Provided data:
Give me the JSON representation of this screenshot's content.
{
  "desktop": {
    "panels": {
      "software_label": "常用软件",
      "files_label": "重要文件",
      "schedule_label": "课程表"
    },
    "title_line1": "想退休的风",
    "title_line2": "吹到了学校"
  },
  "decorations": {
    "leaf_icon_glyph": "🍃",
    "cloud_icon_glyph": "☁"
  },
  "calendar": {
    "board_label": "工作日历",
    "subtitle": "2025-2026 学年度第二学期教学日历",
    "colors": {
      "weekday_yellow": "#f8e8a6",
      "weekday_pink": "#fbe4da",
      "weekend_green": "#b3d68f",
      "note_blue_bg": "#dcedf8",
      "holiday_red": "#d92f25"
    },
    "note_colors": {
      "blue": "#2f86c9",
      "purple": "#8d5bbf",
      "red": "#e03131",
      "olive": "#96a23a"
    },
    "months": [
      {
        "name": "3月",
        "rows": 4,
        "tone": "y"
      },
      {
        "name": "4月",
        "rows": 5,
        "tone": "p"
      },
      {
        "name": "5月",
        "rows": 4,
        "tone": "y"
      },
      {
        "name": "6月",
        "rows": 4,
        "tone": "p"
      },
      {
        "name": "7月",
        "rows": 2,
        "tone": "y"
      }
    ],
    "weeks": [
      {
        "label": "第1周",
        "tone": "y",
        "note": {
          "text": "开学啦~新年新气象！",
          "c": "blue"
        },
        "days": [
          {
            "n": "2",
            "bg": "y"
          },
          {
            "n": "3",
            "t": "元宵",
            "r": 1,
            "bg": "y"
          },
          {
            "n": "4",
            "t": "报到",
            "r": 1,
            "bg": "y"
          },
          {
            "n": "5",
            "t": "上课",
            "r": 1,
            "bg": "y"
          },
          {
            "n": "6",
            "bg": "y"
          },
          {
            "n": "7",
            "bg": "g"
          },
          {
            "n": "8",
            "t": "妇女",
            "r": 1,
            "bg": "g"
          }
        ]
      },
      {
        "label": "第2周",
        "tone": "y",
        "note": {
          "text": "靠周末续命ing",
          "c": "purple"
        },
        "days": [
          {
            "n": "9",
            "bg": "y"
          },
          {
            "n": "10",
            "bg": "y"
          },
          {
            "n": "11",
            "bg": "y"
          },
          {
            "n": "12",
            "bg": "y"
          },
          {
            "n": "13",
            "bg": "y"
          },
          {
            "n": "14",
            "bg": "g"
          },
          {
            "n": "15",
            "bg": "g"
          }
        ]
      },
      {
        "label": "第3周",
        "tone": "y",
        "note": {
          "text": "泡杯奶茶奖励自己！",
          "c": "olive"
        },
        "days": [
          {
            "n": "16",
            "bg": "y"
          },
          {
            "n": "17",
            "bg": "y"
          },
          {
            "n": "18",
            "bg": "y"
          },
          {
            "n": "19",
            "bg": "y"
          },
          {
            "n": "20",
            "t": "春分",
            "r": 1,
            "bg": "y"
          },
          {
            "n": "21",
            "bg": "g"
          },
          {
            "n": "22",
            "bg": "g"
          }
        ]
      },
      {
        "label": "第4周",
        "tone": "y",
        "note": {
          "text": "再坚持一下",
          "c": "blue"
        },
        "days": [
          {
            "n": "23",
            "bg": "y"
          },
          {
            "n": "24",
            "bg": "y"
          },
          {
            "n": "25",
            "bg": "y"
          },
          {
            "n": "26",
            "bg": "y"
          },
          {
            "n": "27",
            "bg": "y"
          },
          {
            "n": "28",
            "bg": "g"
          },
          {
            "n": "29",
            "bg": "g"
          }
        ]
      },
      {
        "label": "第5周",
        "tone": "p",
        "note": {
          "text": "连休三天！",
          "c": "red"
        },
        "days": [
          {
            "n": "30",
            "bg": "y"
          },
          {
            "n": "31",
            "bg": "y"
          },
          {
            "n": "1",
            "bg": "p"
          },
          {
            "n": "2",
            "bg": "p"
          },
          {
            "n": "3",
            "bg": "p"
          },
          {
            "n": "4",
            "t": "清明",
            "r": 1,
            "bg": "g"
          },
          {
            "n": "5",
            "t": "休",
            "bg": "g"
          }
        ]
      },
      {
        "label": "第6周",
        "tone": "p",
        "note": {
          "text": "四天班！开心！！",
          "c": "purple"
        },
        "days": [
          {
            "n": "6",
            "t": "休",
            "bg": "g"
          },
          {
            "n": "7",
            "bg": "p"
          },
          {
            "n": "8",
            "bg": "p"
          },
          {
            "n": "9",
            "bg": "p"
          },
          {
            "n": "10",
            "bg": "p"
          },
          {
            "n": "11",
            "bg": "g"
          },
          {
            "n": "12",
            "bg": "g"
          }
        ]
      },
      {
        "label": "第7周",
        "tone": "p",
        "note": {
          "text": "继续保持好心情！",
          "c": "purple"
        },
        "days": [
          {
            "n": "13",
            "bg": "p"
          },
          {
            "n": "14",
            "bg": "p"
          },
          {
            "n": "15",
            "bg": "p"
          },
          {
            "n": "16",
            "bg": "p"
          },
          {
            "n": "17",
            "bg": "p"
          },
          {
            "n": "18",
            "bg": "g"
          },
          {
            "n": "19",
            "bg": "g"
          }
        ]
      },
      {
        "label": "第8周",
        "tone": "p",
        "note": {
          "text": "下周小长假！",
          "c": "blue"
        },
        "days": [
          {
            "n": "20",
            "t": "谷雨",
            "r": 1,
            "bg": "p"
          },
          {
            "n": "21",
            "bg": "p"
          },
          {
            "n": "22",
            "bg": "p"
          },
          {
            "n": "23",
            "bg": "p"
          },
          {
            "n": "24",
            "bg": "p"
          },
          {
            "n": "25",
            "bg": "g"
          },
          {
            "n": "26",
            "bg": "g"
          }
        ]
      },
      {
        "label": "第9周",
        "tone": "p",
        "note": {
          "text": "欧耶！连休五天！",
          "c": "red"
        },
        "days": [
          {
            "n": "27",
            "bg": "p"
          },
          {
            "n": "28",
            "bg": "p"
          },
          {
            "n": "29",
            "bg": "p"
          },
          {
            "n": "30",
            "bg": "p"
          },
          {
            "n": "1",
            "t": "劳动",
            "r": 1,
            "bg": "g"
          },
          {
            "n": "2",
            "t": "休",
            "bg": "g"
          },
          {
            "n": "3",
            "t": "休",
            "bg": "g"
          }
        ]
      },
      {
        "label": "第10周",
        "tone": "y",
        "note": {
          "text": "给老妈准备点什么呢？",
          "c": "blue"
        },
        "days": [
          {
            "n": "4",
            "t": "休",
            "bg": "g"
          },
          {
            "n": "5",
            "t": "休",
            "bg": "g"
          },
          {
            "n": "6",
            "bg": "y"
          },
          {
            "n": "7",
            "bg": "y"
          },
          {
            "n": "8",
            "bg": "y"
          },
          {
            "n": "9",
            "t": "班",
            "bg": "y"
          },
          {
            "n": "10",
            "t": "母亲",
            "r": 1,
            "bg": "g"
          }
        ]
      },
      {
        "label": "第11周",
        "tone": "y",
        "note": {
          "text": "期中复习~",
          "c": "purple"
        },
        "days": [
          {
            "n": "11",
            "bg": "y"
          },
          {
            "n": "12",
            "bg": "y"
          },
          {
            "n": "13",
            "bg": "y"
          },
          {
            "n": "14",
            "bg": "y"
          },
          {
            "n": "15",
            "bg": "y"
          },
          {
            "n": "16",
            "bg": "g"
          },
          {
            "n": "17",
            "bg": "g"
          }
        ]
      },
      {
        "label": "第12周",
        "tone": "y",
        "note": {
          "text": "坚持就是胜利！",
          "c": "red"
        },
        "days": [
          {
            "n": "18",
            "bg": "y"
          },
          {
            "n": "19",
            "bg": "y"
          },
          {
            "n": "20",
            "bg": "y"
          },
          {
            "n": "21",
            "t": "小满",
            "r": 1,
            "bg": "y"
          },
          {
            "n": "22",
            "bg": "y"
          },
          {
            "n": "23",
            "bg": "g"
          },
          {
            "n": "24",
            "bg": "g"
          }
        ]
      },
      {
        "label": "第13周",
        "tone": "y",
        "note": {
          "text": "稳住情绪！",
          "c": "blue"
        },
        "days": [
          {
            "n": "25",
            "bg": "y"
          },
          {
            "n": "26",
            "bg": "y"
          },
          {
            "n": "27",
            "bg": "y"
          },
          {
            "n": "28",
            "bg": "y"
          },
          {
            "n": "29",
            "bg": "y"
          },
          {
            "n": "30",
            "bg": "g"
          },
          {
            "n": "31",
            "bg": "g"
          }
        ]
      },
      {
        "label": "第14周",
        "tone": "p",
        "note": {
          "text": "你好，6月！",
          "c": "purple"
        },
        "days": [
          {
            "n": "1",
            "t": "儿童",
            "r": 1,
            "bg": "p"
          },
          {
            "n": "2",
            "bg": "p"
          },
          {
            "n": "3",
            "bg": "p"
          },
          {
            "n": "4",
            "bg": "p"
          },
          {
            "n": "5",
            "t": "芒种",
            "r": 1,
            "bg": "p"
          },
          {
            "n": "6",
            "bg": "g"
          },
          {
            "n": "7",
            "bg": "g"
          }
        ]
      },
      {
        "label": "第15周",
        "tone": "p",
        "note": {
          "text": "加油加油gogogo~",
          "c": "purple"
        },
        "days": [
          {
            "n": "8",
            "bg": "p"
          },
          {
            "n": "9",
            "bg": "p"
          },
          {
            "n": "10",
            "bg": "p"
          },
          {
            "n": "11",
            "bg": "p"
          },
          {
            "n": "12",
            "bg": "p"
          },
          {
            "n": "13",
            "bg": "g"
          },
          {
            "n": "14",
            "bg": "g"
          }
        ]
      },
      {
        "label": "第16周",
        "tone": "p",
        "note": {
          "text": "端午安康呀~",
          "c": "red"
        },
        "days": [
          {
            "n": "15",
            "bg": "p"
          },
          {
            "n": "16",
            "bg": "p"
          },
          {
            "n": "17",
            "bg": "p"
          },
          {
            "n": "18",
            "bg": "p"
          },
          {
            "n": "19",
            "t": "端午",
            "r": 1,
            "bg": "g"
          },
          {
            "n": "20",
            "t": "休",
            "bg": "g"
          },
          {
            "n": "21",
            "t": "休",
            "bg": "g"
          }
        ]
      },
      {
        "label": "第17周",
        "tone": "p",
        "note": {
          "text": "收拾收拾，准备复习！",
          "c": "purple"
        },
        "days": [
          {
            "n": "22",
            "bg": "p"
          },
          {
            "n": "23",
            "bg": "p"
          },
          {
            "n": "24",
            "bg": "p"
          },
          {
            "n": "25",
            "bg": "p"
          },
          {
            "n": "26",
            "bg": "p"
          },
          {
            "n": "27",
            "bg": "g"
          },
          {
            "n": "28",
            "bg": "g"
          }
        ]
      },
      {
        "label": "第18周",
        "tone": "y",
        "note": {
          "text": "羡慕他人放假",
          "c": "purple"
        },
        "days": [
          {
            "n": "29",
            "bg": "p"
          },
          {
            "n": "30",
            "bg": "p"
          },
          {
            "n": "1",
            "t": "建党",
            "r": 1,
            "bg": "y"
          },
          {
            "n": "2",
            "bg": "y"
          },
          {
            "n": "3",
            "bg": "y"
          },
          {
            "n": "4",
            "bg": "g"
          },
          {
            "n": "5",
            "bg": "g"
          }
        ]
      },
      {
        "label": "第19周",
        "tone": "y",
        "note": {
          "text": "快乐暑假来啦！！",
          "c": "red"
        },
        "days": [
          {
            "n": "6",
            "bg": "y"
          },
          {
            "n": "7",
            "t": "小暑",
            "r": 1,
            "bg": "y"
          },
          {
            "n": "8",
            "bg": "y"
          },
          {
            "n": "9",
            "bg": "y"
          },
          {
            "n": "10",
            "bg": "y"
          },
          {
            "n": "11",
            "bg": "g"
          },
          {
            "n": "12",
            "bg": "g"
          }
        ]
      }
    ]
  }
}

Directions: Scan the data above and copy every line with "name" in it.

Task solution:
        "name": "3月",
        "name": "4月",
        "name": "5月",
        "name": "6月",
        "name": "7月",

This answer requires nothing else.